Set down all of the data that follows word for word, without the images.

======== RAW RECORDS ========

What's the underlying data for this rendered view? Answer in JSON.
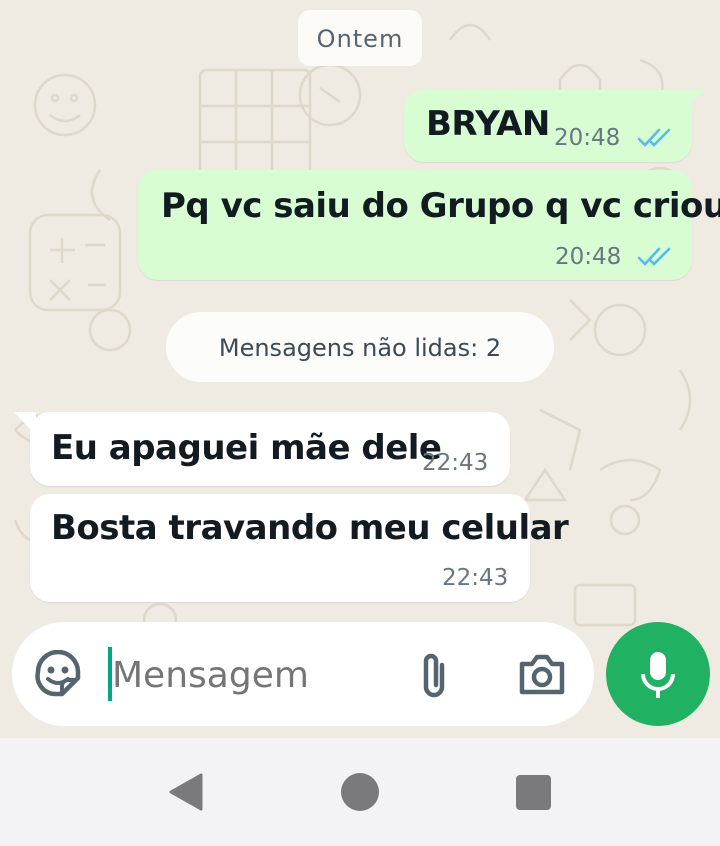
{
  "date_separator": "Ontem",
  "unread_label": "Mensagens não lidas: 2",
  "messages": [
    {
      "direction": "out",
      "text": "BRYAN",
      "time": "20:48",
      "status": "read"
    },
    {
      "direction": "out",
      "text": "Pq vc saiu do Grupo q vc criou?",
      "time": "20:48",
      "status": "read"
    },
    {
      "direction": "in",
      "text": "Eu apaguei mãe dele",
      "time": "22:43"
    },
    {
      "direction": "in",
      "text": "Bosta travando meu celular",
      "time": "22:43"
    }
  ],
  "composer": {
    "placeholder": "Mensagem",
    "icons": [
      "sticker-icon",
      "attach-icon",
      "camera-icon",
      "mic-icon"
    ]
  },
  "navbar": {
    "icons": [
      "back-icon",
      "home-icon",
      "recents-icon"
    ]
  },
  "colors": {
    "chat_bg": "#efeae2",
    "outgoing_bubble": "#d9fdd3",
    "incoming_bubble": "#ffffff",
    "read_ticks": "#53bdeb",
    "mic_button": "#21b163",
    "cursor": "#00a884",
    "navbar": "#f3f3f5"
  }
}
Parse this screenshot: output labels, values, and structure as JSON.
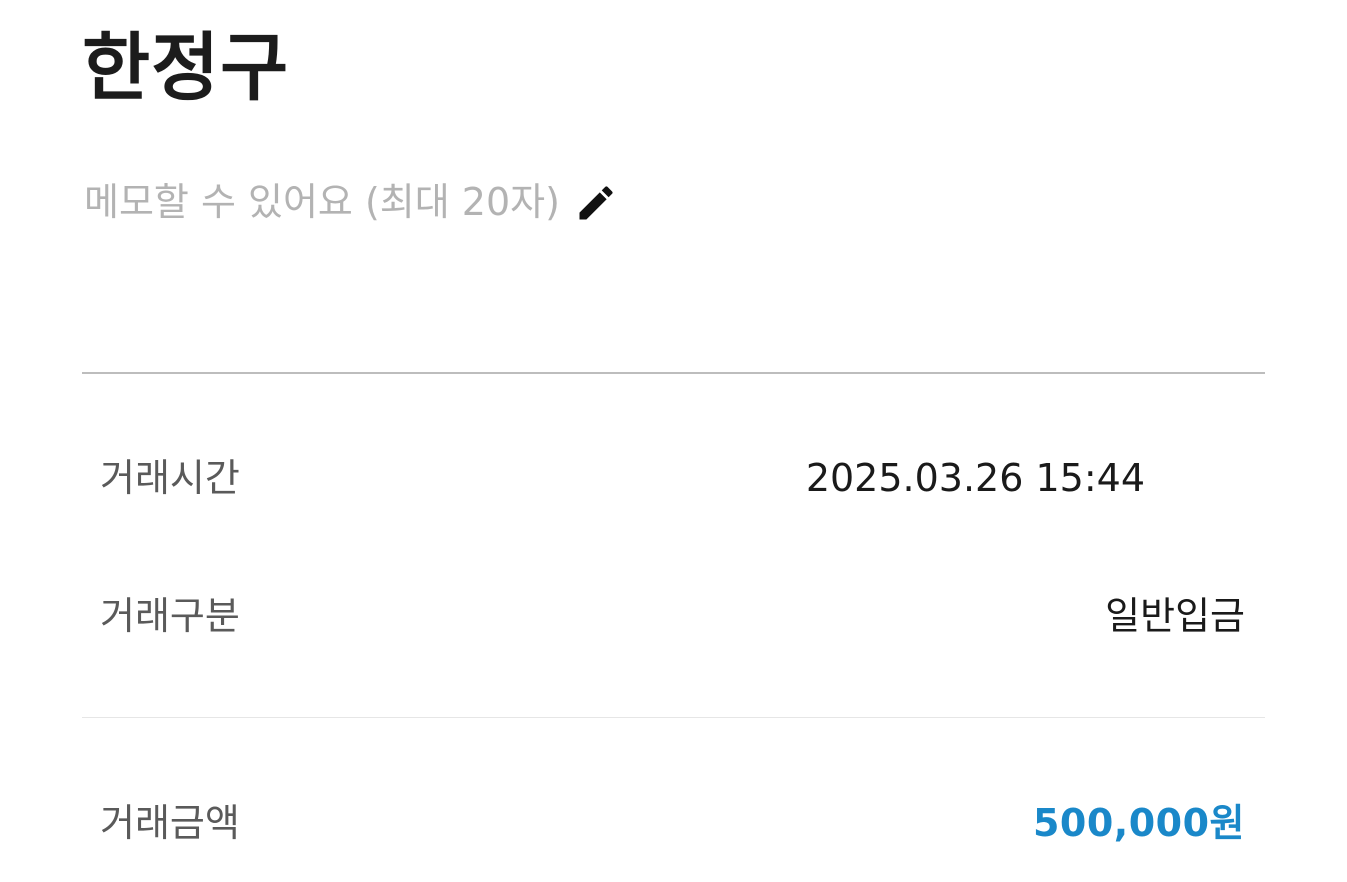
{
  "header": {
    "name": "한정구"
  },
  "memo": {
    "placeholder": "메모할 수 있어요 (최대 20자)",
    "edit_icon": "pencil-icon"
  },
  "details": {
    "time_label": "거래시간",
    "time_value": "2025.03.26 15:44",
    "type_label": "거래구분",
    "type_value": "일반입금",
    "amount_label": "거래금액",
    "amount_value": "500,000원"
  },
  "colors": {
    "amount": "#1a88c9",
    "placeholder": "#b3b3b3",
    "label": "#5a5a5a"
  }
}
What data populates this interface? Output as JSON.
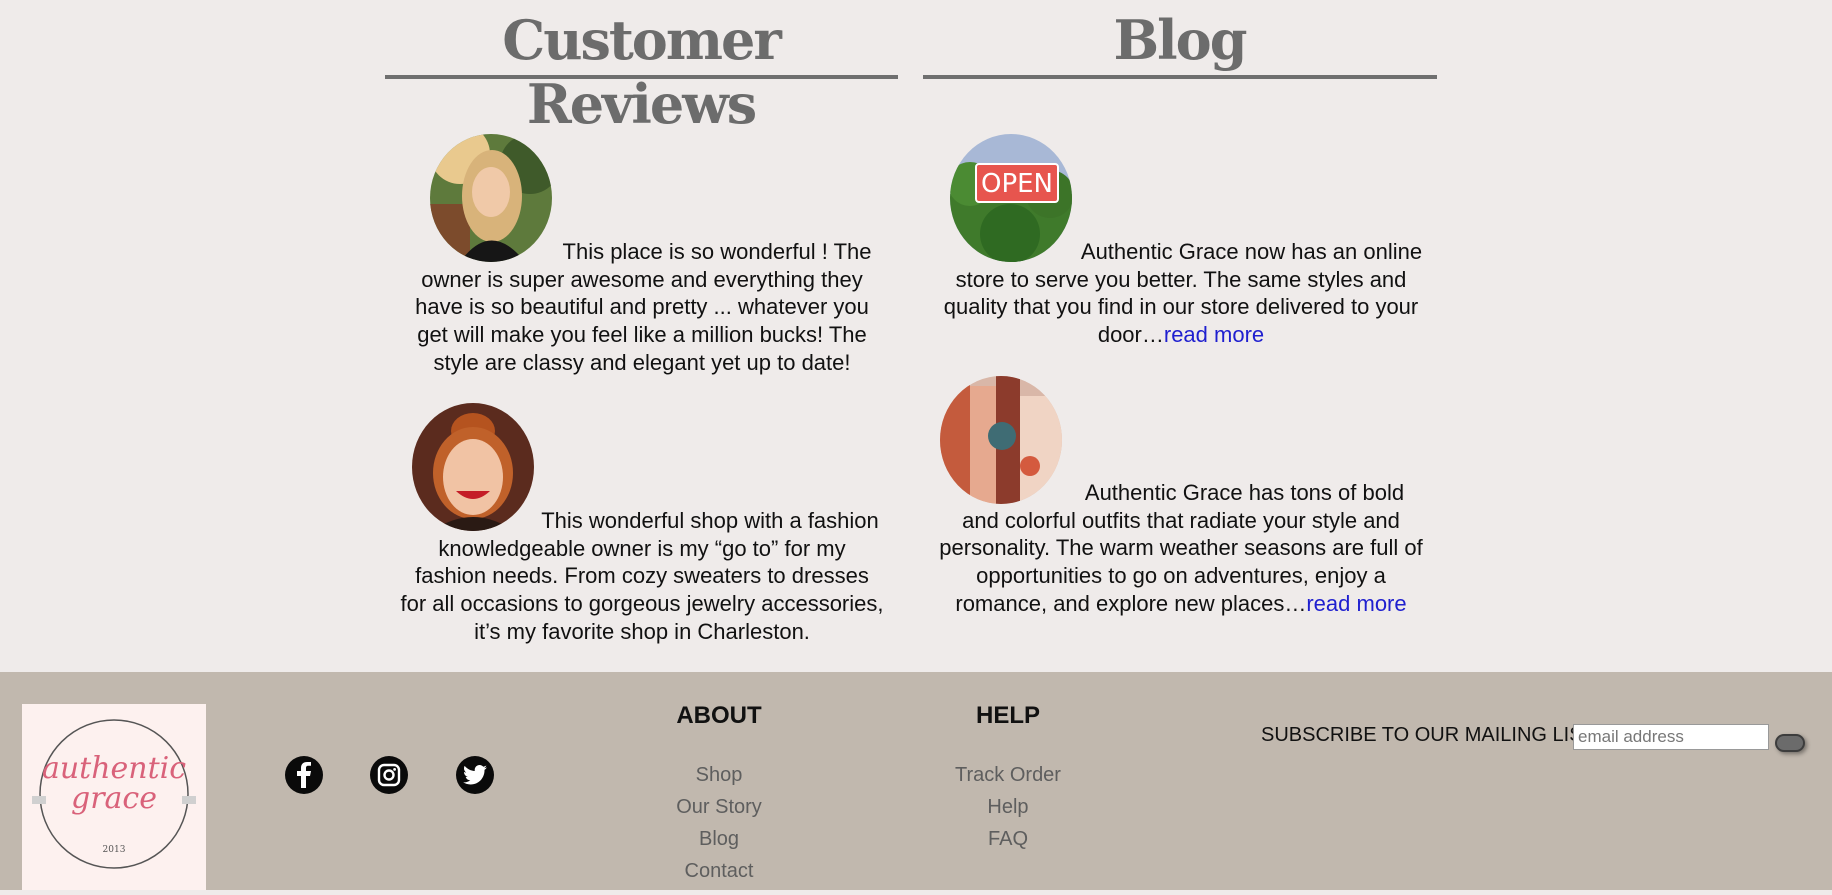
{
  "reviews": {
    "title": "Customer Reviews",
    "items": [
      {
        "text": "This place is so wonderful ! The owner is super awesome and everything they have is so beautiful and pretty ... whatever you get will make you feel like a million bucks! The style are classy and elegant yet up to date!"
      },
      {
        "text": "This wonderful shop with a fashion knowledgeable owner is my “go to” for my fashion needs. From cozy sweaters to dresses for all occasions to gorgeous jewelry accessories, it’s my favorite shop in Charleston."
      }
    ]
  },
  "blog": {
    "title": "Blog",
    "items": [
      {
        "text": "Authentic Grace now has an online store to serve you better. The same styles and quality that you find in our store delivered to your door…",
        "link": "read more"
      },
      {
        "text": "Authentic Grace has tons of bold and colorful outfits that radiate your style and personality. The warm weather seasons are full of opportunities to go on adventures, enjoy a romance, and explore new places…",
        "link": "read more"
      }
    ]
  },
  "footer": {
    "logo": {
      "line1": "authentic",
      "line2": "grace",
      "year": "2013"
    },
    "social": [
      "facebook-icon",
      "instagram-icon",
      "twitter-icon"
    ],
    "about": {
      "title": "ABOUT",
      "links": [
        "Shop",
        "Our Story",
        "Blog",
        "Contact"
      ]
    },
    "help": {
      "title": "HELP",
      "links": [
        "Track Order",
        "Help",
        "FAQ"
      ]
    },
    "subscribe": {
      "label": "SUBSCRIBE TO OUR MAILING LIST",
      "placeholder": "email address"
    }
  },
  "colors": {
    "page_bg": "#efebea",
    "footer_bg": "#c1b8ae",
    "heading": "#6c6c6c",
    "link": "#1f1fcf",
    "logo_pink": "#d9627a"
  }
}
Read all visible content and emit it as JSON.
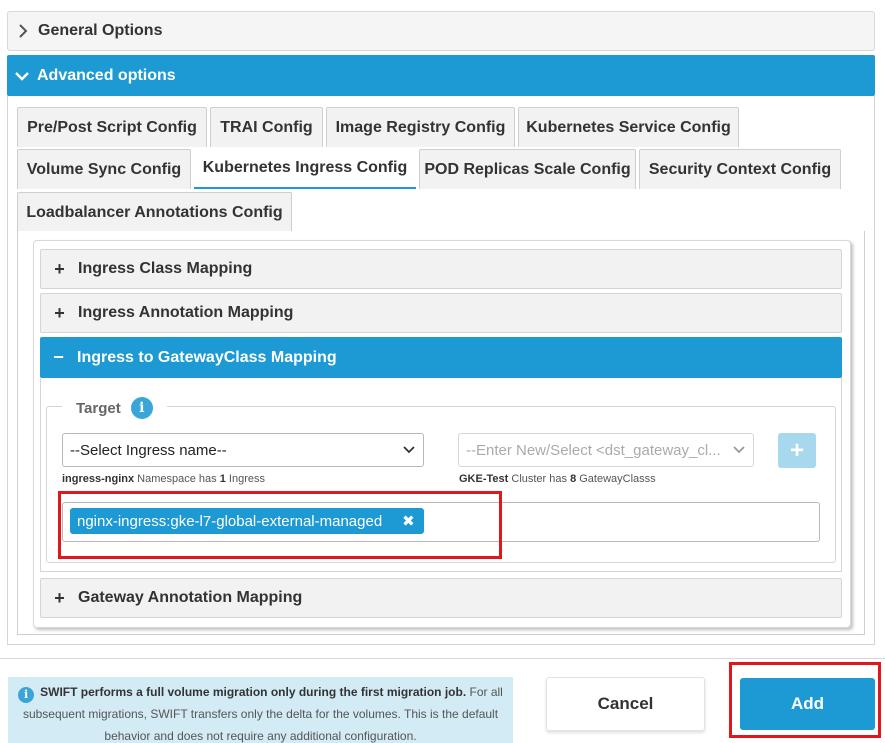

========

*FULL SOLUTION:*
What's the underlying data for this rendered view? Answer in JSON.
{
  "date_separator": "Ontem",
  "unread_label": "Mensagens não lidas: 2",
  "messages": [
    {
      "direction": "out",
      "text": "BRYAN",
      "time": "20:48",
      "status": "read"
    },
    {
      "direction": "out",
      "text": "Pq vc saiu do Grupo q vc criou?",
      "time": "20:48",
      "status": "read"
    },
    {
      "direction": "in",
      "text": "Eu apaguei mãe dele",
      "time": "22:43"
    },
    {
      "direction": "in",
      "text": "Bosta travando meu celular",
      "time": "22:43"
    }
  ],
  "composer": {
    "placeholder": "Mensagem",
    "icons": [
      "sticker-icon",
      "attach-icon",
      "camera-icon",
      "mic-icon"
    ]
  },
  "navbar": {
    "icons": [
      "back-icon",
      "home-icon",
      "recents-icon"
    ]
  },
  "colors": {
    "chat_bg": "#efeae2",
    "outgoing_bubble": "#d9fdd3",
    "incoming_bubble": "#ffffff",
    "read_ticks": "#53bdeb",
    "mic_button": "#21b163",
    "cursor": "#00a884",
    "navbar": "#f3f3f5"
  }
}
Parse this screenshot: output labels, values, and structure as JSON.
{
  "header": {
    "name": "한정구"
  },
  "memo": {
    "placeholder": "메모할 수 있어요 (최대 20자)",
    "edit_icon": "pencil-icon"
  },
  "details": {
    "time_label": "거래시간",
    "time_value": "2025.03.26 15:44",
    "type_label": "거래구분",
    "type_value": "일반입금",
    "amount_label": "거래금액",
    "amount_value": "500,000원"
  },
  "colors": {
    "amount": "#1a88c9",
    "placeholder": "#b3b3b3",
    "label": "#5a5a5a"
  }
}
What data populates this interface? Output as JSON.
{
  "reviews": {
    "title": "Customer Reviews",
    "items": [
      {
        "text": "This place is so wonderful ! The owner is super awesome and everything they have is so beautiful and pretty ... whatever you get will make you feel like a million bucks! The style are classy and elegant yet up to date!"
      },
      {
        "text": "This wonderful shop with a fashion knowledgeable owner is my “go to” for my fashion needs. From cozy sweaters to dresses for all occasions to gorgeous jewelry accessories, it’s my favorite shop in Charleston."
      }
    ]
  },
  "blog": {
    "title": "Blog",
    "items": [
      {
        "text": "Authentic Grace now has an online store to serve you better. The same styles and quality that you find in our store delivered to your door…",
        "link": "read more"
      },
      {
        "text": "Authentic Grace has tons of bold and colorful outfits that radiate your style and personality. The warm weather seasons are full of opportunities to go on adventures, enjoy a romance, and explore new places…",
        "link": "read more"
      }
    ]
  },
  "footer": {
    "logo": {
      "line1": "authentic",
      "line2": "grace",
      "year": "2013"
    },
    "social": [
      "facebook-icon",
      "instagram-icon",
      "twitter-icon"
    ],
    "about": {
      "title": "ABOUT",
      "links": [
        "Shop",
        "Our Story",
        "Blog",
        "Contact"
      ]
    },
    "help": {
      "title": "HELP",
      "links": [
        "Track Order",
        "Help",
        "FAQ"
      ]
    },
    "subscribe": {
      "label": "SUBSCRIBE TO OUR MAILING LIST",
      "placeholder": "email address"
    }
  },
  "colors": {
    "page_bg": "#efebea",
    "footer_bg": "#c1b8ae",
    "heading": "#6c6c6c",
    "link": "#1f1fcf",
    "logo_pink": "#d9627a"
  }
}
Read all visible content and emit it as JSON.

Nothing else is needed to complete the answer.